Objective
Using the listing below, report all lines holding the word "JSON".

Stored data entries
========

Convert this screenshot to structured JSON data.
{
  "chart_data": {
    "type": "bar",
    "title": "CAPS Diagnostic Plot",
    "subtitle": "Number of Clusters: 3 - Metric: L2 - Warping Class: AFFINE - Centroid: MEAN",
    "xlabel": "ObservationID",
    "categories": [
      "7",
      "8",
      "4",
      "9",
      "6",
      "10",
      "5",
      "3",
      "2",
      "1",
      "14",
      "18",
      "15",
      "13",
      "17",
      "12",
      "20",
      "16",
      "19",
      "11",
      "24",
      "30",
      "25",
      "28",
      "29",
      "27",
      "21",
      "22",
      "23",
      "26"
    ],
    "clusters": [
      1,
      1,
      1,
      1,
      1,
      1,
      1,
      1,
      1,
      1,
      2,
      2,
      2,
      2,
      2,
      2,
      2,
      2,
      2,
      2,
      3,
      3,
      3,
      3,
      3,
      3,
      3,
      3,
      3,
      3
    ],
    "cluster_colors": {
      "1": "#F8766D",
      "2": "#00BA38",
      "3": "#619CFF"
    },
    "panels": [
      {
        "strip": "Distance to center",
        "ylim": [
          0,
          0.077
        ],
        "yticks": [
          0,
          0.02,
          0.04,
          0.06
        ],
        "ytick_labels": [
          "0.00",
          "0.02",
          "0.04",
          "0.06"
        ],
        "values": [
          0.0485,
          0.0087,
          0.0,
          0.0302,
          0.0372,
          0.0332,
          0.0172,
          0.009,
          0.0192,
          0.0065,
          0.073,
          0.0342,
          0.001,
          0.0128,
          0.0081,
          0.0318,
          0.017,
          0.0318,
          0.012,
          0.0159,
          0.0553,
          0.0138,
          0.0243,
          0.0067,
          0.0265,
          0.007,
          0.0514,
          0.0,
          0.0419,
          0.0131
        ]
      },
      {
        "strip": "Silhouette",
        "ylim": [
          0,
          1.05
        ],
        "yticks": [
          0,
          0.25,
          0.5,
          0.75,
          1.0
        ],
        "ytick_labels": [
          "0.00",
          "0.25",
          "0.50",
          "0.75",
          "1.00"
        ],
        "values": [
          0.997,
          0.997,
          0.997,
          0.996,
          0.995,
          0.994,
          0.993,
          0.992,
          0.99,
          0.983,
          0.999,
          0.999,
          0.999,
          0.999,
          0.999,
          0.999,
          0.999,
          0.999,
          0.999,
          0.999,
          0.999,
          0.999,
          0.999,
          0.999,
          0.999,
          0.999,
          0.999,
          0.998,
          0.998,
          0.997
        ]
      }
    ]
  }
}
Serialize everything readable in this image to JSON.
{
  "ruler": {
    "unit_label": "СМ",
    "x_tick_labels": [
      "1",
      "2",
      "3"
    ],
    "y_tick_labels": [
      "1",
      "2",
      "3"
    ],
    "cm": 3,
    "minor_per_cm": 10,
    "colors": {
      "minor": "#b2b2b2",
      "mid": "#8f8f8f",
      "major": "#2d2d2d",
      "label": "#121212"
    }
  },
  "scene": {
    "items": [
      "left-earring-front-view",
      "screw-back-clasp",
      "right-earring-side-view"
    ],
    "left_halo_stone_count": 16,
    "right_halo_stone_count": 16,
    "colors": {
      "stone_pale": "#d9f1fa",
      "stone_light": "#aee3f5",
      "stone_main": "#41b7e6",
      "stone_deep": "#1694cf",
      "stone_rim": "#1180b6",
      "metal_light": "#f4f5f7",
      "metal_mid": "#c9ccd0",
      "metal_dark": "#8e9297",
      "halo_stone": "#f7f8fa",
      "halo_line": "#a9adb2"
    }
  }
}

========

Full output
Convert this screenshot to structured JSON data.
Serialize everything readable in this image to JSON.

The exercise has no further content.